What is being asked
Read the listing below and copy out every line that holds "Ocean".

──────── Dataset extract

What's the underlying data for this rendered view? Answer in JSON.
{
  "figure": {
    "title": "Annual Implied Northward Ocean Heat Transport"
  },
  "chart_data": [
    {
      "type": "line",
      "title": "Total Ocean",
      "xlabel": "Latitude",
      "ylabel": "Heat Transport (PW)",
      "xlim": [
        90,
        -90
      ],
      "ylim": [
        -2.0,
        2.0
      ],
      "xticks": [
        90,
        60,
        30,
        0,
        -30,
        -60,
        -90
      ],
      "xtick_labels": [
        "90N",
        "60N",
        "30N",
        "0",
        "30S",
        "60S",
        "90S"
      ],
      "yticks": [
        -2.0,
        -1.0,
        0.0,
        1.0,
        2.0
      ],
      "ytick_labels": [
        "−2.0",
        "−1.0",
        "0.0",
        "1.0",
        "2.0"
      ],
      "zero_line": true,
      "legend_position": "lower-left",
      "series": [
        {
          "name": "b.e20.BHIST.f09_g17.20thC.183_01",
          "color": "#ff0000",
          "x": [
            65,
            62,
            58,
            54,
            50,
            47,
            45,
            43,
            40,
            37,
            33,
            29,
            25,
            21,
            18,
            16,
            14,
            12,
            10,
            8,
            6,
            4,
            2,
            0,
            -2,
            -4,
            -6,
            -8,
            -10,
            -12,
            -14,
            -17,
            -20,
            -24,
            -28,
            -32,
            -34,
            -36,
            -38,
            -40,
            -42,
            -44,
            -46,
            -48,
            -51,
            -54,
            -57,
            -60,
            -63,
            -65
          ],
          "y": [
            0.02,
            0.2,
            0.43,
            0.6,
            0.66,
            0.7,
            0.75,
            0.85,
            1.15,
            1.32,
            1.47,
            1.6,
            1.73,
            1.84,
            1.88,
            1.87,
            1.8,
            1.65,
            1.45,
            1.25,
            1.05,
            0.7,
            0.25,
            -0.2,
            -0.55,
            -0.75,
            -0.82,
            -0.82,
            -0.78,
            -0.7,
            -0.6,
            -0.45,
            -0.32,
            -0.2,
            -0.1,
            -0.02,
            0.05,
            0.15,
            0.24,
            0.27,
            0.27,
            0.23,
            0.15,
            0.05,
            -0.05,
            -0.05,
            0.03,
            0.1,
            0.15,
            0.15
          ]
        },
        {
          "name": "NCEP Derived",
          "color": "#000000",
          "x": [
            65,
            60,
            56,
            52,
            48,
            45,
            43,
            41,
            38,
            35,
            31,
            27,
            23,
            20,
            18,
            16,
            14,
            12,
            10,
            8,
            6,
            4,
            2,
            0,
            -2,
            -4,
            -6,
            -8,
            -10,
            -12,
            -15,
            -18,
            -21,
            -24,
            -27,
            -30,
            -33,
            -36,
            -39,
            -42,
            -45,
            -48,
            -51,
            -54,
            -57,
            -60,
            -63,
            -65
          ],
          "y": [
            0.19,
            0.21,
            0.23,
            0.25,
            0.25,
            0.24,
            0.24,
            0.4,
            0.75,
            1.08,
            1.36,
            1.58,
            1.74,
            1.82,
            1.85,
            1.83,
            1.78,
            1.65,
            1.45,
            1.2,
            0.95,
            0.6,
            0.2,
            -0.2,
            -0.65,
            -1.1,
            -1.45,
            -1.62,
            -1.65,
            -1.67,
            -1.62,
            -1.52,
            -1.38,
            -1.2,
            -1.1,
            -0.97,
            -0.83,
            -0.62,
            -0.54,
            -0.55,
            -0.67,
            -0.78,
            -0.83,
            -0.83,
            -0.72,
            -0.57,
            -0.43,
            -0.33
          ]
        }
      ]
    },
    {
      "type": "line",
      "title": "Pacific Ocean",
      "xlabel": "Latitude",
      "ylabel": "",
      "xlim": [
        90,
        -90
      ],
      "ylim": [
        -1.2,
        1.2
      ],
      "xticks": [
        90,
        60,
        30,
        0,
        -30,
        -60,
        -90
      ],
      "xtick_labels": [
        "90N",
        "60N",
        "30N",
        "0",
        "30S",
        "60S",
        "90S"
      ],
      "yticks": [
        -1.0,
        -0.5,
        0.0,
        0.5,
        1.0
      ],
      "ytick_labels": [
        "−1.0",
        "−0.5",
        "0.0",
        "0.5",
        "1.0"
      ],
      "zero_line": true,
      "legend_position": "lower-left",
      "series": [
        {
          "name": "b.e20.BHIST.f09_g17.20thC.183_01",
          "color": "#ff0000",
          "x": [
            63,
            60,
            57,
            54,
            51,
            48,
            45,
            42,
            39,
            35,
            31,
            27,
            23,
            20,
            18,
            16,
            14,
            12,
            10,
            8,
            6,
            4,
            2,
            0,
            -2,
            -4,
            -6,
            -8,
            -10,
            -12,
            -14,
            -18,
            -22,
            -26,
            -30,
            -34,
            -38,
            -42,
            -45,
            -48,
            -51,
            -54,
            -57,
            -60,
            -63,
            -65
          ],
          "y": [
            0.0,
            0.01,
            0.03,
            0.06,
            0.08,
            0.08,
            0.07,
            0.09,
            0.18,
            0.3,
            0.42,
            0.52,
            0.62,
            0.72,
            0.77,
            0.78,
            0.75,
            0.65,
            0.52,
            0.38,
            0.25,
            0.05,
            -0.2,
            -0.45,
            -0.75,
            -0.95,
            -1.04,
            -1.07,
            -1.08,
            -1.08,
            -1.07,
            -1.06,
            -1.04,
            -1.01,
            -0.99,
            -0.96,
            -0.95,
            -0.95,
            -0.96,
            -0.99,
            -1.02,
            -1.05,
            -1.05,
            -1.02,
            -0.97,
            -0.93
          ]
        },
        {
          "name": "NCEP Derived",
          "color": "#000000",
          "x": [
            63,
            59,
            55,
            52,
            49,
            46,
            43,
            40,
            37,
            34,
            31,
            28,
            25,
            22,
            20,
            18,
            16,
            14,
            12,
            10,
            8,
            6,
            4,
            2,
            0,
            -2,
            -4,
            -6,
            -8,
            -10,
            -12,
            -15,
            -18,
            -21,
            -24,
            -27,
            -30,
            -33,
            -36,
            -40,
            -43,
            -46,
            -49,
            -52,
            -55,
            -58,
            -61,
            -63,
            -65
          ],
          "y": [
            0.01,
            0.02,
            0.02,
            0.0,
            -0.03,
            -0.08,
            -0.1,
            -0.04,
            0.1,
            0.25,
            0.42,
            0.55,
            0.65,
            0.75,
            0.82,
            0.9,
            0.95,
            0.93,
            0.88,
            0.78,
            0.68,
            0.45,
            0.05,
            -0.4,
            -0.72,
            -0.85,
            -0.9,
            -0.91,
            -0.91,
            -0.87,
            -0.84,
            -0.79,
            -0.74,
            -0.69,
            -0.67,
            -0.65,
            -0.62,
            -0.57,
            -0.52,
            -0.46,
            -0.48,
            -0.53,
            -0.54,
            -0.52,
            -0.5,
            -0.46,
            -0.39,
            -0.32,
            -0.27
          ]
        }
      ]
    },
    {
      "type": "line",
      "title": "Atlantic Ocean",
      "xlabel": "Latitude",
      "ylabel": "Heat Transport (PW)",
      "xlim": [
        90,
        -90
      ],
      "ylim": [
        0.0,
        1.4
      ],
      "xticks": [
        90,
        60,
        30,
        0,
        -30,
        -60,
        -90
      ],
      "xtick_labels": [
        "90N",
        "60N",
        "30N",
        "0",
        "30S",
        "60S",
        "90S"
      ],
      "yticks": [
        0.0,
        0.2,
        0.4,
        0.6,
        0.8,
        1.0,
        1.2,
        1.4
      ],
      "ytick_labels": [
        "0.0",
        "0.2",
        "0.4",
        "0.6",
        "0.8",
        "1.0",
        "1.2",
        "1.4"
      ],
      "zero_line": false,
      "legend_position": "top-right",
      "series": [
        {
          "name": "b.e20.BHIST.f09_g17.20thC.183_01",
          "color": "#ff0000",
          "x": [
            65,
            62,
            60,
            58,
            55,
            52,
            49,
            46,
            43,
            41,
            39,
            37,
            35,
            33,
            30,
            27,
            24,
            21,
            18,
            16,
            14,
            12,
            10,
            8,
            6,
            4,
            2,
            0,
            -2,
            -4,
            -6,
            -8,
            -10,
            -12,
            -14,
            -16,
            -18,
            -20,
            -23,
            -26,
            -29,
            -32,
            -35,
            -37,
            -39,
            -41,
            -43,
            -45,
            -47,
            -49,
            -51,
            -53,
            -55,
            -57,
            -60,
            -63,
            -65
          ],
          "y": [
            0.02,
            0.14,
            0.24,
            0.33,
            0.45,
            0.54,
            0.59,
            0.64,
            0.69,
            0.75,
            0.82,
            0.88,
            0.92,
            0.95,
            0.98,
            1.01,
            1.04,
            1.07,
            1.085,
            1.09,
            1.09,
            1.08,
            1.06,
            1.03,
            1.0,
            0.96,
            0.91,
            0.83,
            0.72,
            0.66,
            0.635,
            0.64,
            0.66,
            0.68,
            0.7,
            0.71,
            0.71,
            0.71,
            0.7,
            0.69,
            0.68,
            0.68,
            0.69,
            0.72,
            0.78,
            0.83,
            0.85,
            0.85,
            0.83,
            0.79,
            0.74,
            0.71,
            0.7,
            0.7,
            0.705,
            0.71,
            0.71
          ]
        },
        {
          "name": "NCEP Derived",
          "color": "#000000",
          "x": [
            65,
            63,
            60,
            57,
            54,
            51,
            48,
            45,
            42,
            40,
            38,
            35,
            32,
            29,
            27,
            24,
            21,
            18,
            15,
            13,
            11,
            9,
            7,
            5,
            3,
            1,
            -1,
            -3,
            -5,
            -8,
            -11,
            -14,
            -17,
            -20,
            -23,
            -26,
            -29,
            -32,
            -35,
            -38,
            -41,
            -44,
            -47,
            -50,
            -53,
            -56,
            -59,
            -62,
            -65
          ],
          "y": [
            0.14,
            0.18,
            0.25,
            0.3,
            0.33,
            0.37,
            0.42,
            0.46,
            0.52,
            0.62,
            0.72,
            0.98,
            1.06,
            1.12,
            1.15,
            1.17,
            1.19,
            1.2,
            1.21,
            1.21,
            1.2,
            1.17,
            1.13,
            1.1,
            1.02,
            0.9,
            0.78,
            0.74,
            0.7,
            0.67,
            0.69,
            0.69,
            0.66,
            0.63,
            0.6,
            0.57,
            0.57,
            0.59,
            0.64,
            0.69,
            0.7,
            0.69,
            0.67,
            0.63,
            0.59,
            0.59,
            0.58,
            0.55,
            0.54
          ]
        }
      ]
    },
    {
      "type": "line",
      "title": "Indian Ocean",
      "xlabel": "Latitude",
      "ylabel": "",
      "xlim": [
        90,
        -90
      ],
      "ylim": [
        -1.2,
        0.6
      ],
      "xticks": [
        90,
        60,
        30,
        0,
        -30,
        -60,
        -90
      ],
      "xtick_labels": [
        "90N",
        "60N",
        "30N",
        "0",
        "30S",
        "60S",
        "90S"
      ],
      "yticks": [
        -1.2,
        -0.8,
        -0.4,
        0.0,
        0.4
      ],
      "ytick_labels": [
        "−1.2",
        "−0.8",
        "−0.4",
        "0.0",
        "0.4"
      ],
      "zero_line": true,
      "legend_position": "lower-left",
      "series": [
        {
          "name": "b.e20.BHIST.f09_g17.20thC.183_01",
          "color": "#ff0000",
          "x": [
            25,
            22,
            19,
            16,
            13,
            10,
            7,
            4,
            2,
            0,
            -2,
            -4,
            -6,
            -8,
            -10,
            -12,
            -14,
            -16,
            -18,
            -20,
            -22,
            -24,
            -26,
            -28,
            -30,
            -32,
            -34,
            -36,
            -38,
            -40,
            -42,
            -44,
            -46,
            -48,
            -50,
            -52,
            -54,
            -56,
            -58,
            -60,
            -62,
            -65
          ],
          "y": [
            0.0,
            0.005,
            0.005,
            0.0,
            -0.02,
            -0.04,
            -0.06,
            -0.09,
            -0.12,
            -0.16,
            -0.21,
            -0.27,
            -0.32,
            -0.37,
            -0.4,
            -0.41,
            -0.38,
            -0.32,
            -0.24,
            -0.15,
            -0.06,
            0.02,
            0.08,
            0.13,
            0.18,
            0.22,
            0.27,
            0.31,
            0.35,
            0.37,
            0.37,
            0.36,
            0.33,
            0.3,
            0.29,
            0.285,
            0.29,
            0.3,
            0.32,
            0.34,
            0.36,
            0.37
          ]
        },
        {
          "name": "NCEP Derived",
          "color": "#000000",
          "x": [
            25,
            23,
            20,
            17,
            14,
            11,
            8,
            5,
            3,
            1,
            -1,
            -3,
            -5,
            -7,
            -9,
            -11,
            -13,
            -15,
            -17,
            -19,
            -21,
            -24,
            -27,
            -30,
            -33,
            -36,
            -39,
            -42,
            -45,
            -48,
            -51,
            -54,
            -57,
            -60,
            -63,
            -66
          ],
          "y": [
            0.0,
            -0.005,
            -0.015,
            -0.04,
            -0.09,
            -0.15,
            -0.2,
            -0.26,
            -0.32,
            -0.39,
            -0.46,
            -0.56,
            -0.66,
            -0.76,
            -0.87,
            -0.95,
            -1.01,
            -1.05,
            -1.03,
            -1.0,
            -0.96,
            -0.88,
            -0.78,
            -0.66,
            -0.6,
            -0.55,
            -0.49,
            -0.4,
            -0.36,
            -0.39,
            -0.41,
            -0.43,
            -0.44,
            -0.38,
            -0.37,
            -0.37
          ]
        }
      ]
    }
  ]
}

────────────────

Solution to this problem
    "title": "Annual Implied Northward Ocean Heat Transport"
      "title": "Total Ocean",
      "title": "Pacific Ocean",
      "title": "Atlantic Ocean",
      "title": "Indian Ocean",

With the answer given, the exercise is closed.